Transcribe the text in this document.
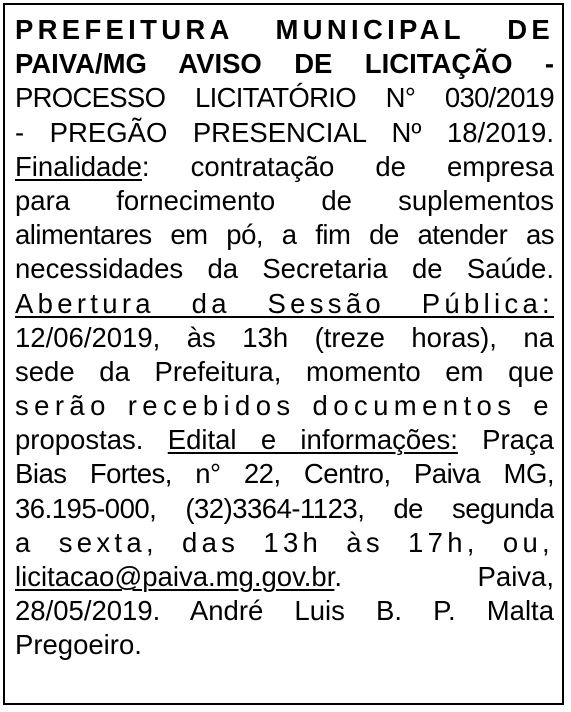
PREFEITURA MUNICIPAL DE
PAIVA/MG AVISO DE LICITAÇÃO -
PROCESSO LICITATÓRIO N° 030/2019
- PREGÃO PRESENCIAL Nº 18/2019.
Finalidade: contratação de empresa
para fornecimento de suplementos
alimentares em pó, a fim de atender as
necessidades da Secretaria de Saúde.
Abertura da Sessão Pública:
12/06/2019, às 13h (treze horas), na
sede da Prefeitura, momento em que
serão recebidos documentos e
propostas. Edital e informações: Praça
Bias Fortes, n° 22, Centro, Paiva MG,
36.195-000, (32)3364-1123, de segunda
a sexta, das 13h às 17h, ou,
licitacao@paiva.mg.gov.br. Paiva,
28/05/2019. André Luis B. P. Malta
Pregoeiro.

§ Problem to solve
Retype the data above exactly; pictures are not part of the copy.

§ Exercise answer
Transcribe the text in this document.
PREFEITURA MUNICIPAL DE
PAIVA/MG AVISO DE LICITAÇÃO -
PROCESSO LICITATÓRIO N° 030/2019
- PREGÃO PRESENCIAL Nº 18/2019.
Finalidade: contratação de empresa
para fornecimento de suplementos
alimentares em pó, a fim de atender as
necessidades da Secretaria de Saúde.
Abertura da Sessão Pública:
12/06/2019, às 13h (treze horas), na
sede da Prefeitura, momento em que
serão recebidos documentos e
propostas. Edital e informações: Praça
Bias Fortes, n° 22, Centro, Paiva MG,
36.195-000, (32)3364-1123, de segunda
a sexta, das 13h às 17h, ou,
licitacao@paiva.mg.gov.br. Paiva,
28/05/2019. André Luis B. P. Malta
Pregoeiro.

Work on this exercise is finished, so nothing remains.